Exercise prompt =
Print all of the entries exactly, minus the pictures.

— START Entries —

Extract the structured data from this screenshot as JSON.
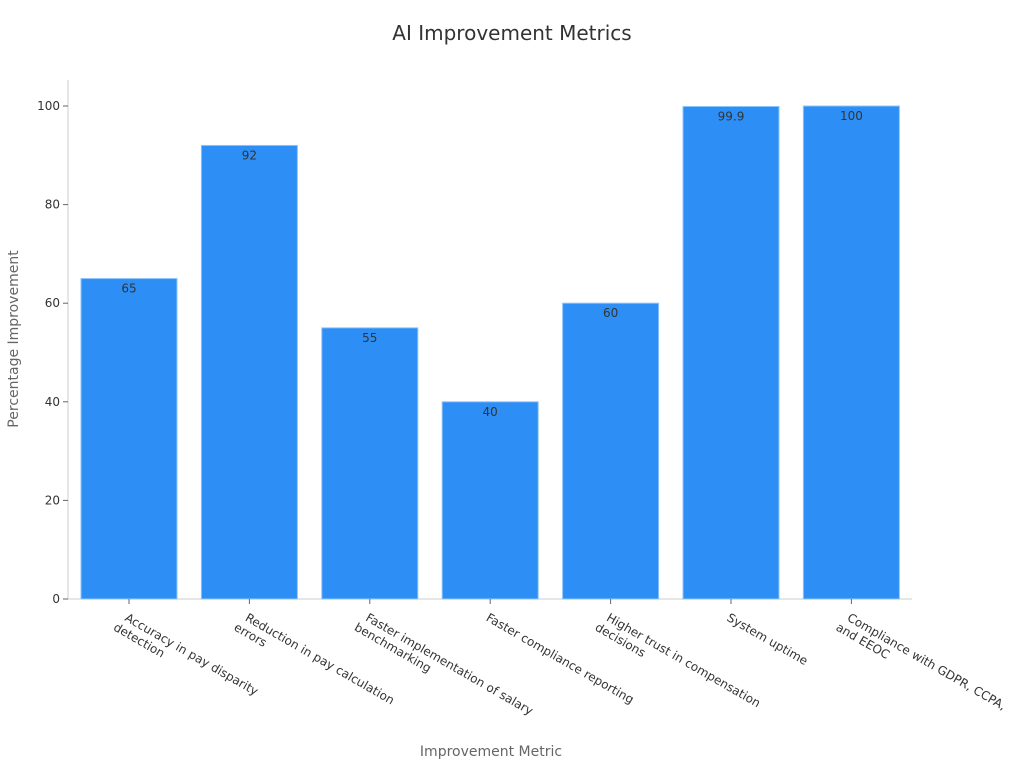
{
  "chart_data": {
    "type": "bar",
    "title": "AI Improvement Metrics",
    "xlabel": "Improvement Metric",
    "ylabel": "Percentage Improvement",
    "categories": [
      [
        "Accuracy in pay disparity",
        "detection"
      ],
      [
        "Reduction in pay calculation",
        "errors"
      ],
      [
        "Faster implementation of salary",
        "benchmarking"
      ],
      [
        "Faster compliance reporting"
      ],
      [
        "Higher trust in compensation",
        "decisions"
      ],
      [
        "System uptime"
      ],
      [
        "Compliance with GDPR, CCPA,",
        "and EEOC"
      ]
    ],
    "values": [
      65,
      92,
      55,
      40,
      60,
      99.9,
      100
    ],
    "value_labels": [
      "65",
      "92",
      "55",
      "40",
      "60",
      "99.9",
      "100"
    ],
    "yticks": [
      0,
      20,
      40,
      60,
      80,
      100
    ],
    "ylim": [
      0,
      105
    ],
    "bar_color": "#2d8ff5",
    "bar_edge_color": "#8cc4fa",
    "grid": false,
    "legend": "none"
  }
}
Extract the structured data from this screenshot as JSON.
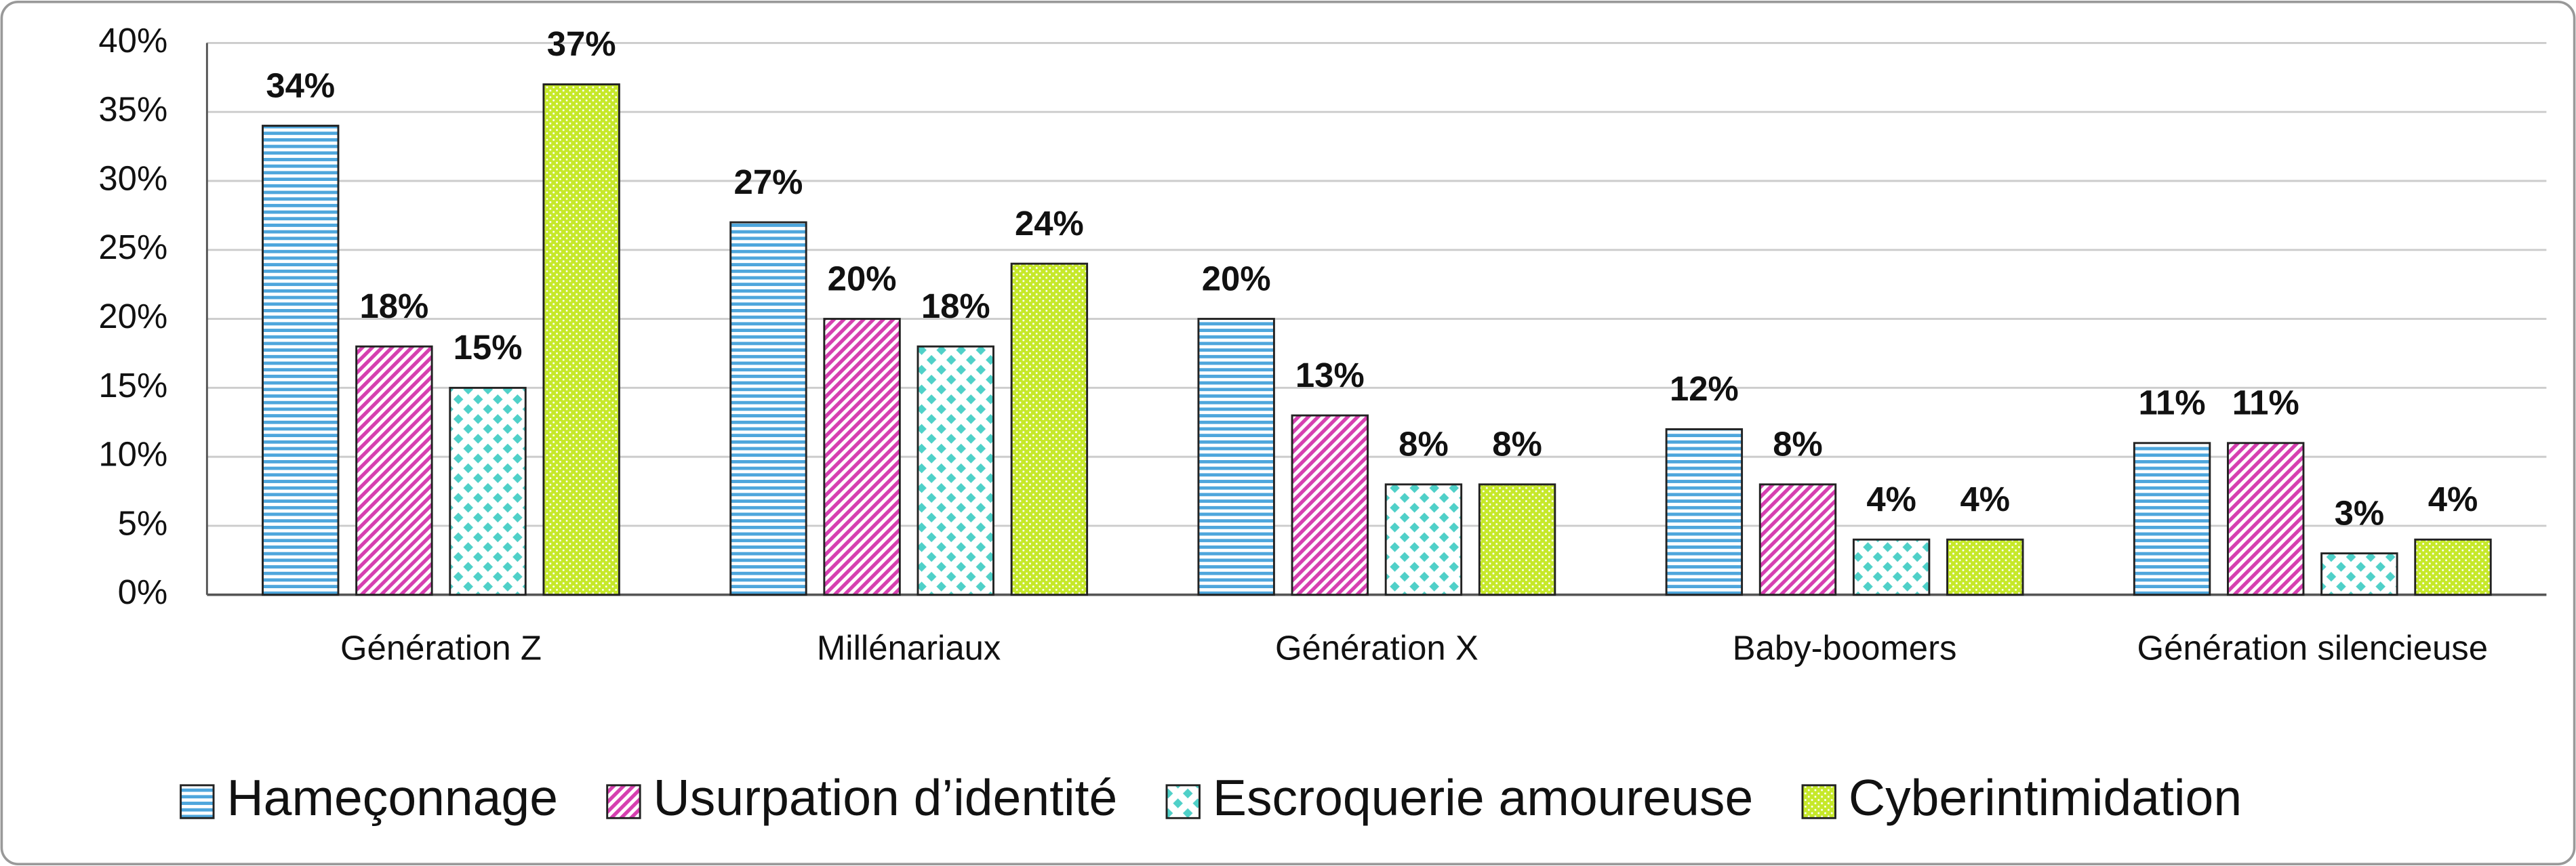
{
  "chart_data": {
    "type": "bar",
    "categories": [
      "Génération Z",
      "Millénariaux",
      "Génération X",
      "Baby-boomers",
      "Génération silencieuse"
    ],
    "series": [
      {
        "name": "Hameçonnage",
        "color": "#4ea6dc",
        "values": [
          34,
          27,
          20,
          12,
          11
        ],
        "value_labels": [
          "34%",
          "27%",
          "20%",
          "12%",
          "11%"
        ]
      },
      {
        "name": "Usurpation d’identité",
        "color": "#d63fb0",
        "values": [
          18,
          20,
          13,
          8,
          11
        ],
        "value_labels": [
          "18%",
          "20%",
          "13%",
          "8%",
          "11%"
        ]
      },
      {
        "name": "Escroquerie amoureuse",
        "color": "#4fd0c8",
        "values": [
          15,
          18,
          8,
          4,
          3
        ],
        "value_labels": [
          "15%",
          "18%",
          "8%",
          "4%",
          "3%"
        ]
      },
      {
        "name": "Cyberintimidation",
        "color": "#c6e82a",
        "values": [
          37,
          24,
          8,
          4,
          4
        ],
        "value_labels": [
          "37%",
          "24%",
          "8%",
          "4%",
          "4%"
        ]
      }
    ],
    "ylim": [
      0,
      40
    ],
    "yticks": [
      {
        "value": 0,
        "label": "0%"
      },
      {
        "value": 5,
        "label": "5%"
      },
      {
        "value": 10,
        "label": "10%"
      },
      {
        "value": 15,
        "label": "15%"
      },
      {
        "value": 20,
        "label": "20%"
      },
      {
        "value": 25,
        "label": "25%"
      },
      {
        "value": 30,
        "label": "30%"
      },
      {
        "value": 35,
        "label": "35%"
      },
      {
        "value": 40,
        "label": "40%"
      }
    ],
    "grid": true,
    "legend": "bottom"
  }
}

— END Entries —

Answer to the exercise =
Extract the structured data from this screenshot as JSON.
{
  "chart_data": {
    "type": "bar",
    "title": "AI Improvement Metrics",
    "xlabel": "Improvement Metric",
    "ylabel": "Percentage Improvement",
    "categories": [
      [
        "Accuracy in pay disparity",
        "detection"
      ],
      [
        "Reduction in pay calculation",
        "errors"
      ],
      [
        "Faster implementation of salary",
        "benchmarking"
      ],
      [
        "Faster compliance reporting"
      ],
      [
        "Higher trust in compensation",
        "decisions"
      ],
      [
        "System uptime"
      ],
      [
        "Compliance with GDPR, CCPA,",
        "and EEOC"
      ]
    ],
    "values": [
      65,
      92,
      55,
      40,
      60,
      99.9,
      100
    ],
    "value_labels": [
      "65",
      "92",
      "55",
      "40",
      "60",
      "99.9",
      "100"
    ],
    "yticks": [
      0,
      20,
      40,
      60,
      80,
      100
    ],
    "ylim": [
      0,
      105
    ],
    "bar_color": "#2d8ff5",
    "bar_edge_color": "#8cc4fa",
    "grid": false,
    "legend": "none"
  }
}
Extract the structured data from this screenshot as JSON.
{
  "chart_data": {
    "type": "bar",
    "categories": [
      "Génération Z",
      "Millénariaux",
      "Génération X",
      "Baby-boomers",
      "Génération silencieuse"
    ],
    "series": [
      {
        "name": "Hameçonnage",
        "color": "#4ea6dc",
        "values": [
          34,
          27,
          20,
          12,
          11
        ],
        "value_labels": [
          "34%",
          "27%",
          "20%",
          "12%",
          "11%"
        ]
      },
      {
        "name": "Usurpation d’identité",
        "color": "#d63fb0",
        "values": [
          18,
          20,
          13,
          8,
          11
        ],
        "value_labels": [
          "18%",
          "20%",
          "13%",
          "8%",
          "11%"
        ]
      },
      {
        "name": "Escroquerie amoureuse",
        "color": "#4fd0c8",
        "values": [
          15,
          18,
          8,
          4,
          3
        ],
        "value_labels": [
          "15%",
          "18%",
          "8%",
          "4%",
          "3%"
        ]
      },
      {
        "name": "Cyberintimidation",
        "color": "#c6e82a",
        "values": [
          37,
          24,
          8,
          4,
          4
        ],
        "value_labels": [
          "37%",
          "24%",
          "8%",
          "4%",
          "4%"
        ]
      }
    ],
    "ylim": [
      0,
      40
    ],
    "yticks": [
      {
        "value": 0,
        "label": "0%"
      },
      {
        "value": 5,
        "label": "5%"
      },
      {
        "value": 10,
        "label": "10%"
      },
      {
        "value": 15,
        "label": "15%"
      },
      {
        "value": 20,
        "label": "20%"
      },
      {
        "value": 25,
        "label": "25%"
      },
      {
        "value": 30,
        "label": "30%"
      },
      {
        "value": 35,
        "label": "35%"
      },
      {
        "value": 40,
        "label": "40%"
      }
    ],
    "grid": true,
    "legend": "bottom"
  }
}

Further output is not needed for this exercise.